[Some records]

————

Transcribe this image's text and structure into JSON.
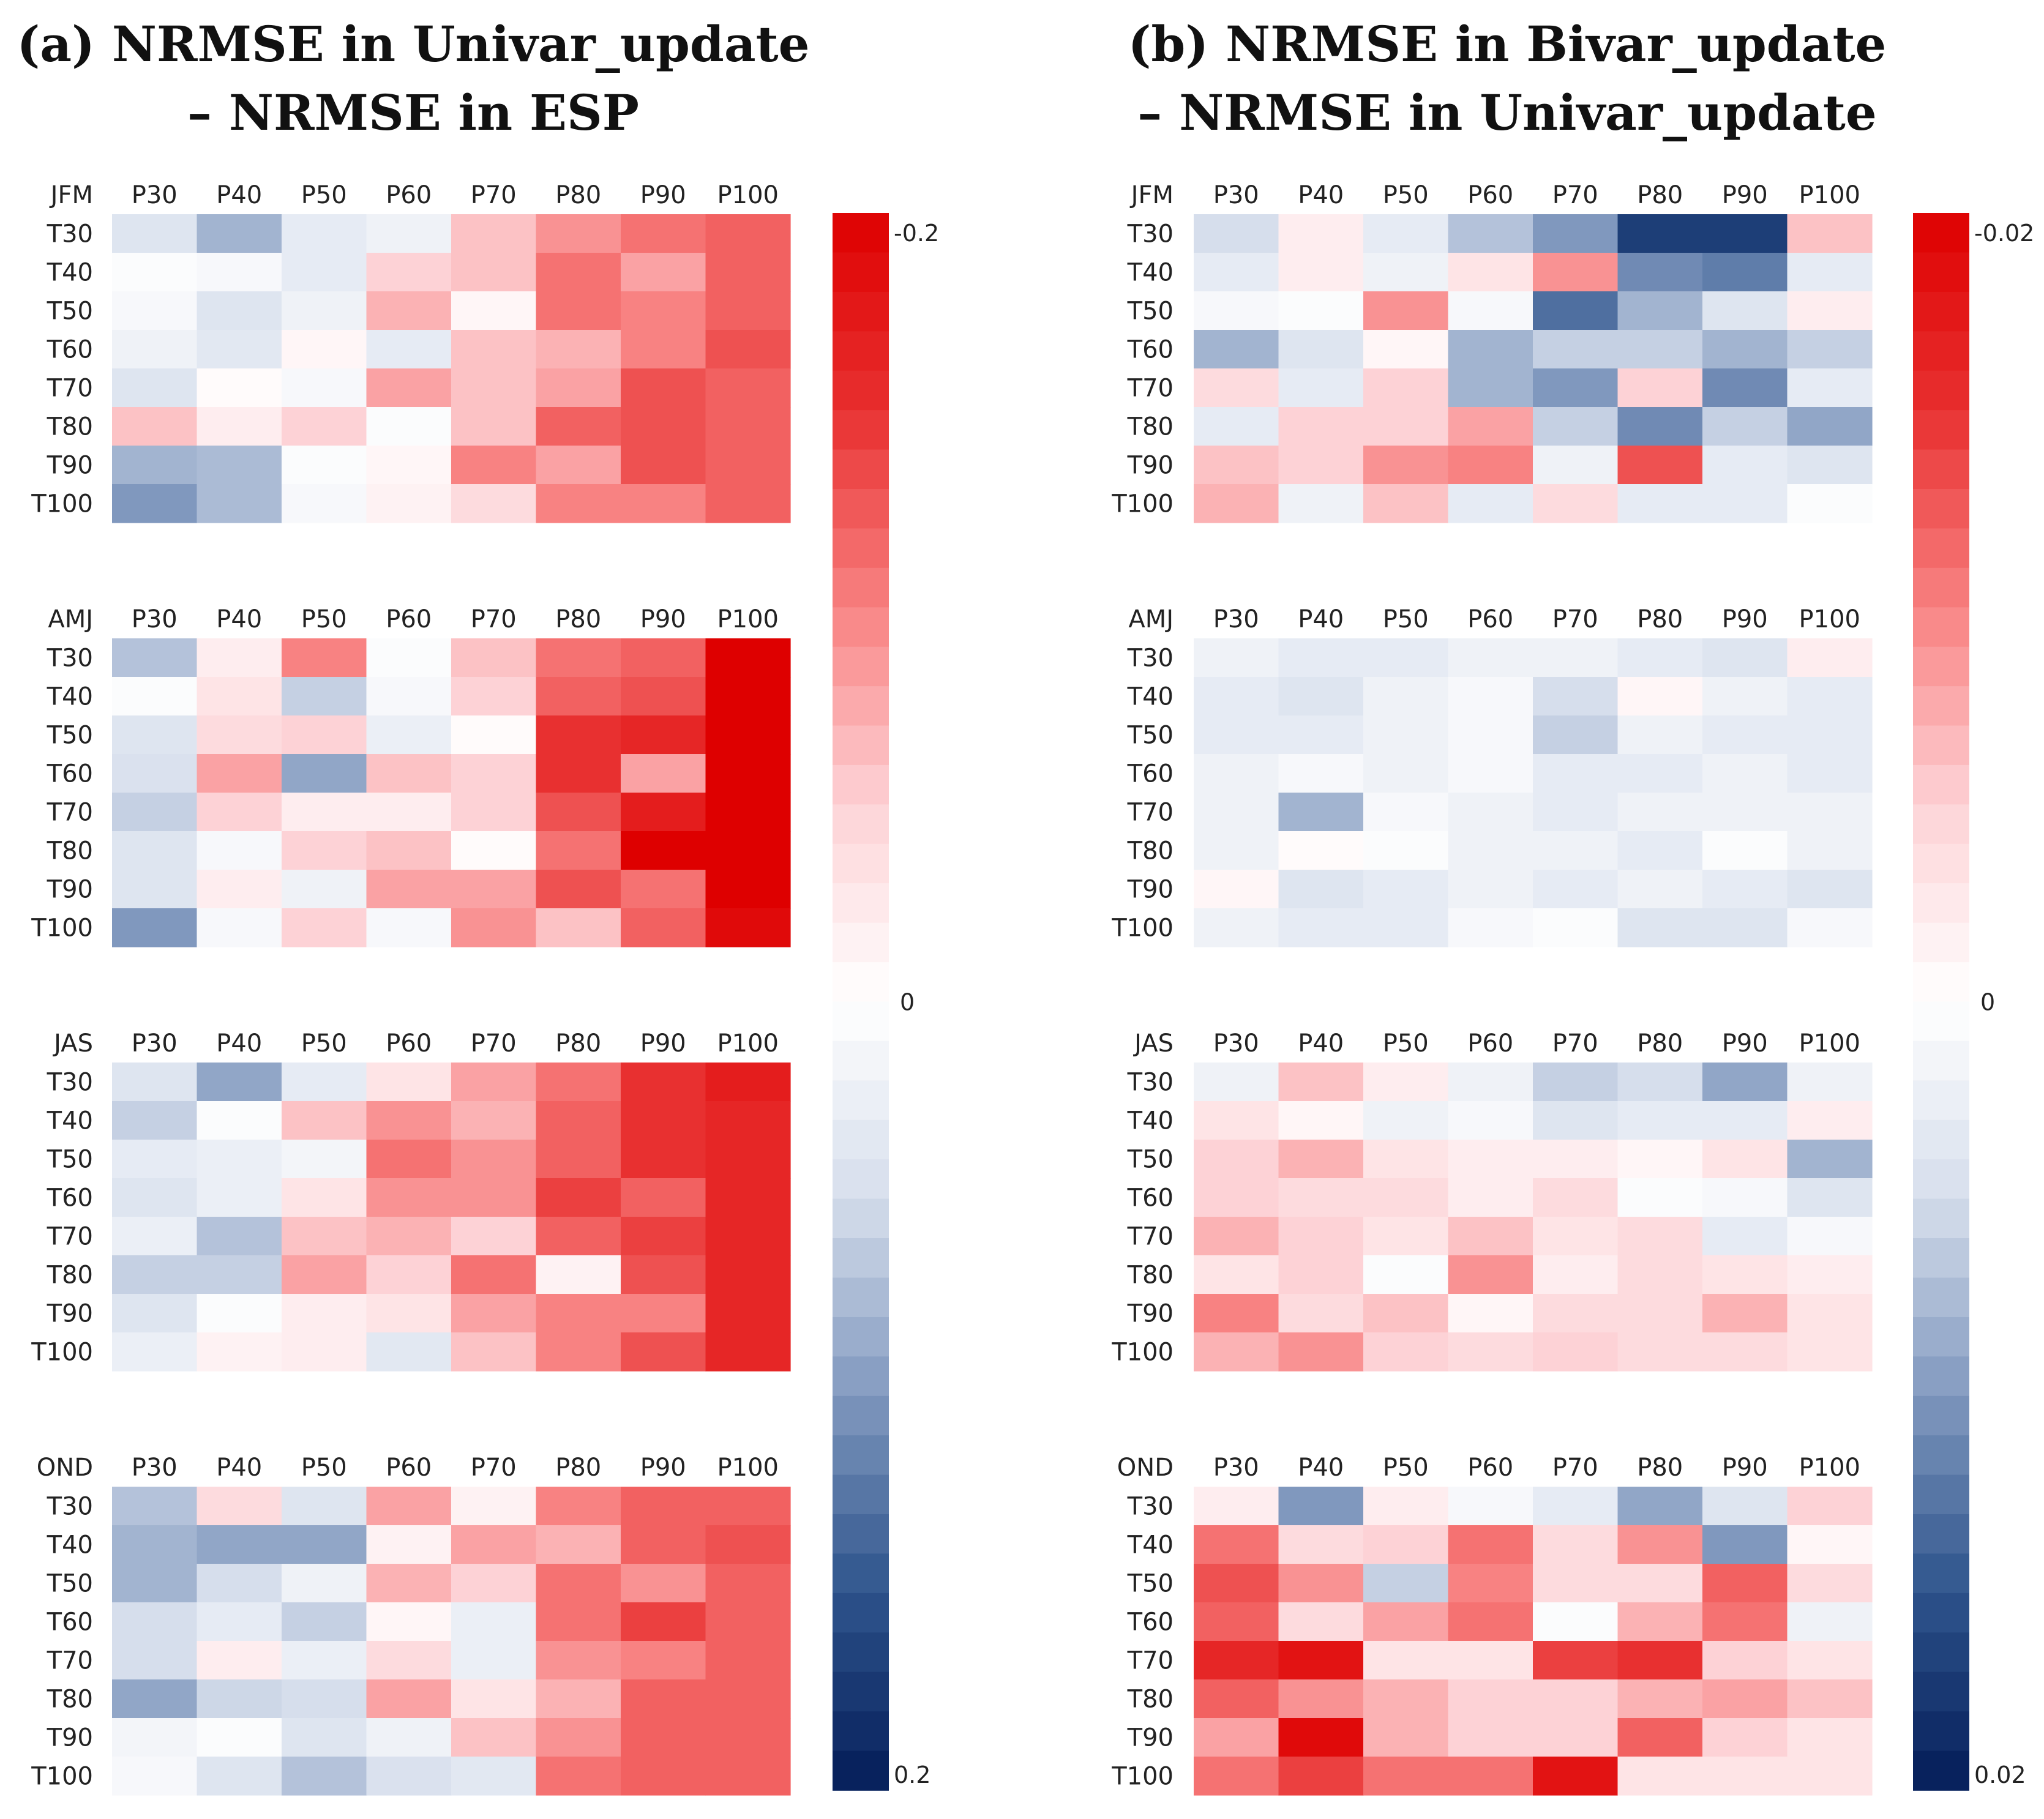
{
  "chart_data": [
    {
      "type": "heatmap",
      "title_line1": "(a) NRMSE in Univar_update",
      "title_line2": "– NRMSE in ESP",
      "columns": [
        "P30",
        "P40",
        "P50",
        "P60",
        "P70",
        "P80",
        "P90",
        "P100"
      ],
      "rows": [
        "T30",
        "T40",
        "T50",
        "T60",
        "T70",
        "T80",
        "T90",
        "T100"
      ],
      "colorbar": {
        "top_label": "-0.2",
        "mid_label": "0",
        "bottom_label": "0.2",
        "min": -0.2,
        "max": 0.2
      },
      "panels": [
        {
          "season": "JFM",
          "values": [
            [
              0.04,
              0.08,
              0.03,
              0.02,
              -0.06,
              -0.09,
              -0.11,
              -0.12
            ],
            [
              0.005,
              0.01,
              0.03,
              -0.05,
              -0.06,
              -0.11,
              -0.08,
              -0.12
            ],
            [
              0.01,
              0.04,
              0.02,
              -0.07,
              -0.01,
              -0.11,
              -0.1,
              -0.12
            ],
            [
              0.02,
              0.035,
              -0.01,
              0.03,
              -0.06,
              -0.07,
              -0.1,
              -0.13
            ],
            [
              0.04,
              -0.005,
              0.01,
              -0.08,
              -0.06,
              -0.08,
              -0.13,
              -0.12
            ],
            [
              -0.06,
              -0.02,
              -0.05,
              0.005,
              -0.06,
              -0.12,
              -0.13,
              -0.12
            ],
            [
              0.08,
              0.075,
              0.005,
              -0.01,
              -0.1,
              -0.08,
              -0.13,
              -0.12
            ],
            [
              0.1,
              0.075,
              0.01,
              -0.015,
              -0.04,
              -0.1,
              -0.1,
              -0.12
            ]
          ]
        },
        {
          "season": "AMJ",
          "values": [
            [
              0.07,
              -0.02,
              -0.1,
              0.005,
              -0.06,
              -0.11,
              -0.12,
              -0.2
            ],
            [
              0.005,
              -0.03,
              0.06,
              0.01,
              -0.05,
              -0.12,
              -0.13,
              -0.2
            ],
            [
              0.04,
              -0.04,
              -0.05,
              0.025,
              -0.005,
              -0.15,
              -0.16,
              -0.2
            ],
            [
              0.045,
              -0.08,
              0.09,
              -0.06,
              -0.05,
              -0.15,
              -0.08,
              -0.2
            ],
            [
              0.06,
              -0.05,
              -0.02,
              -0.02,
              -0.05,
              -0.13,
              -0.17,
              -0.2
            ],
            [
              0.04,
              0.01,
              -0.05,
              -0.06,
              -0.005,
              -0.11,
              -0.2,
              -0.2
            ],
            [
              0.04,
              -0.02,
              0.02,
              -0.08,
              -0.08,
              -0.13,
              -0.11,
              -0.2
            ],
            [
              0.1,
              0.01,
              -0.05,
              0.01,
              -0.09,
              -0.06,
              -0.12,
              -0.19
            ]
          ]
        },
        {
          "season": "JAS",
          "values": [
            [
              0.04,
              0.09,
              0.03,
              -0.03,
              -0.08,
              -0.11,
              -0.15,
              -0.17
            ],
            [
              0.06,
              0.005,
              -0.06,
              -0.09,
              -0.07,
              -0.12,
              -0.15,
              -0.16
            ],
            [
              0.03,
              0.025,
              0.015,
              -0.11,
              -0.09,
              -0.12,
              -0.15,
              -0.16
            ],
            [
              0.04,
              0.025,
              -0.03,
              -0.09,
              -0.09,
              -0.14,
              -0.12,
              -0.16
            ],
            [
              0.025,
              0.07,
              -0.06,
              -0.07,
              -0.05,
              -0.12,
              -0.14,
              -0.16
            ],
            [
              0.06,
              0.06,
              -0.08,
              -0.05,
              -0.11,
              -0.015,
              -0.13,
              -0.16
            ],
            [
              0.04,
              0.005,
              -0.02,
              -0.03,
              -0.08,
              -0.1,
              -0.1,
              -0.16
            ],
            [
              0.025,
              -0.015,
              -0.02,
              0.035,
              -0.06,
              -0.1,
              -0.13,
              -0.16
            ]
          ]
        },
        {
          "season": "OND",
          "values": [
            [
              0.07,
              -0.04,
              0.04,
              -0.08,
              -0.015,
              -0.1,
              -0.12,
              -0.12
            ],
            [
              0.08,
              0.09,
              0.09,
              -0.015,
              -0.08,
              -0.07,
              -0.12,
              -0.13
            ],
            [
              0.08,
              0.05,
              0.02,
              -0.07,
              -0.05,
              -0.11,
              -0.09,
              -0.12
            ],
            [
              0.05,
              0.03,
              0.06,
              -0.01,
              0.025,
              -0.11,
              -0.14,
              -0.12
            ],
            [
              0.05,
              -0.02,
              0.025,
              -0.04,
              0.025,
              -0.09,
              -0.1,
              -0.12
            ],
            [
              0.09,
              0.055,
              0.05,
              -0.08,
              -0.03,
              -0.07,
              -0.12,
              -0.12
            ],
            [
              0.015,
              0.005,
              0.04,
              0.02,
              -0.06,
              -0.09,
              -0.12,
              -0.12
            ],
            [
              0.01,
              0.04,
              0.07,
              0.045,
              0.035,
              -0.11,
              -0.12,
              -0.12
            ]
          ]
        }
      ]
    },
    {
      "type": "heatmap",
      "title_line1": "(b) NRMSE in Bivar_update",
      "title_line2": "– NRMSE in Univar_update",
      "columns": [
        "P30",
        "P40",
        "P50",
        "P60",
        "P70",
        "P80",
        "P90",
        "P100"
      ],
      "rows": [
        "T30",
        "T40",
        "T50",
        "T60",
        "T70",
        "T80",
        "T90",
        "T100"
      ],
      "colorbar": {
        "top_label": "-0.02",
        "mid_label": "0",
        "bottom_label": "0.02",
        "min": -0.02,
        "max": 0.02
      },
      "panels": [
        {
          "season": "JFM",
          "values": [
            [
              0.005,
              -0.002,
              0.003,
              0.007,
              0.01,
              0.017,
              0.017,
              -0.006
            ],
            [
              0.003,
              -0.002,
              0.002,
              -0.003,
              -0.009,
              0.011,
              0.012,
              0.003
            ],
            [
              0.001,
              0.0005,
              -0.009,
              0.001,
              0.013,
              0.008,
              0.004,
              -0.002
            ],
            [
              0.008,
              0.004,
              -0.001,
              0.008,
              0.006,
              0.006,
              0.008,
              0.006
            ],
            [
              -0.004,
              0.003,
              -0.005,
              0.008,
              0.01,
              -0.005,
              0.011,
              0.003
            ],
            [
              0.003,
              -0.005,
              -0.005,
              -0.008,
              0.006,
              0.011,
              0.006,
              0.009
            ],
            [
              -0.006,
              -0.005,
              -0.009,
              -0.01,
              0.002,
              -0.013,
              0.003,
              0.004
            ],
            [
              -0.007,
              0.002,
              -0.006,
              0.003,
              -0.004,
              0.003,
              0.003,
              0.0005
            ]
          ]
        },
        {
          "season": "AMJ",
          "values": [
            [
              0.002,
              0.003,
              0.003,
              0.002,
              0.002,
              0.003,
              0.004,
              -0.002
            ],
            [
              0.003,
              0.004,
              0.002,
              0.001,
              0.005,
              -0.001,
              0.002,
              0.003
            ],
            [
              0.003,
              0.003,
              0.002,
              0.001,
              0.006,
              0.002,
              0.003,
              0.003
            ],
            [
              0.002,
              0.001,
              0.002,
              0.001,
              0.003,
              0.003,
              0.002,
              0.003
            ],
            [
              0.002,
              0.008,
              0.001,
              0.002,
              0.003,
              0.002,
              0.002,
              0.002
            ],
            [
              0.002,
              -0.0005,
              0.0005,
              0.002,
              0.002,
              0.003,
              0.0005,
              0.002
            ],
            [
              -0.001,
              0.004,
              0.003,
              0.002,
              0.003,
              0.002,
              0.003,
              0.004
            ],
            [
              0.002,
              0.003,
              0.003,
              0.001,
              0.0005,
              0.004,
              0.004,
              0.001
            ]
          ]
        },
        {
          "season": "JAS",
          "values": [
            [
              0.002,
              -0.006,
              -0.002,
              0.002,
              0.006,
              0.005,
              0.009,
              0.002
            ],
            [
              -0.003,
              -0.001,
              0.002,
              0.001,
              0.004,
              0.003,
              0.003,
              -0.002
            ],
            [
              -0.005,
              -0.007,
              -0.003,
              -0.002,
              -0.002,
              -0.001,
              -0.003,
              0.008
            ],
            [
              -0.005,
              -0.004,
              -0.004,
              -0.002,
              -0.004,
              0.0005,
              0.001,
              0.004
            ],
            [
              -0.007,
              -0.005,
              -0.003,
              -0.006,
              -0.003,
              -0.004,
              0.003,
              0.001
            ],
            [
              -0.003,
              -0.005,
              0.0005,
              -0.009,
              -0.002,
              -0.004,
              -0.003,
              -0.002
            ],
            [
              -0.01,
              -0.004,
              -0.006,
              -0.001,
              -0.004,
              -0.004,
              -0.007,
              -0.003
            ],
            [
              -0.007,
              -0.009,
              -0.005,
              -0.004,
              -0.005,
              -0.004,
              -0.004,
              -0.003
            ]
          ]
        },
        {
          "season": "OND",
          "values": [
            [
              -0.002,
              0.01,
              -0.002,
              0.001,
              0.003,
              0.009,
              0.004,
              -0.005
            ],
            [
              -0.011,
              -0.004,
              -0.005,
              -0.011,
              -0.004,
              -0.009,
              0.01,
              -0.001
            ],
            [
              -0.013,
              -0.009,
              0.006,
              -0.01,
              -0.004,
              -0.004,
              -0.012,
              -0.004
            ],
            [
              -0.012,
              -0.004,
              -0.008,
              -0.011,
              0.0005,
              -0.007,
              -0.011,
              0.002
            ],
            [
              -0.016,
              -0.018,
              -0.003,
              -0.003,
              -0.014,
              -0.015,
              -0.005,
              -0.003
            ],
            [
              -0.012,
              -0.009,
              -0.007,
              -0.005,
              -0.005,
              -0.007,
              -0.008,
              -0.006
            ],
            [
              -0.008,
              -0.019,
              -0.007,
              -0.005,
              -0.005,
              -0.012,
              -0.005,
              -0.003
            ],
            [
              -0.011,
              -0.014,
              -0.011,
              -0.011,
              -0.018,
              -0.003,
              -0.003,
              -0.003
            ]
          ]
        }
      ]
    }
  ]
}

————

*Problem details*:
How many lines of the entries above hold the string "NRMSE"? Reply with the number alone.

*Solution*:
4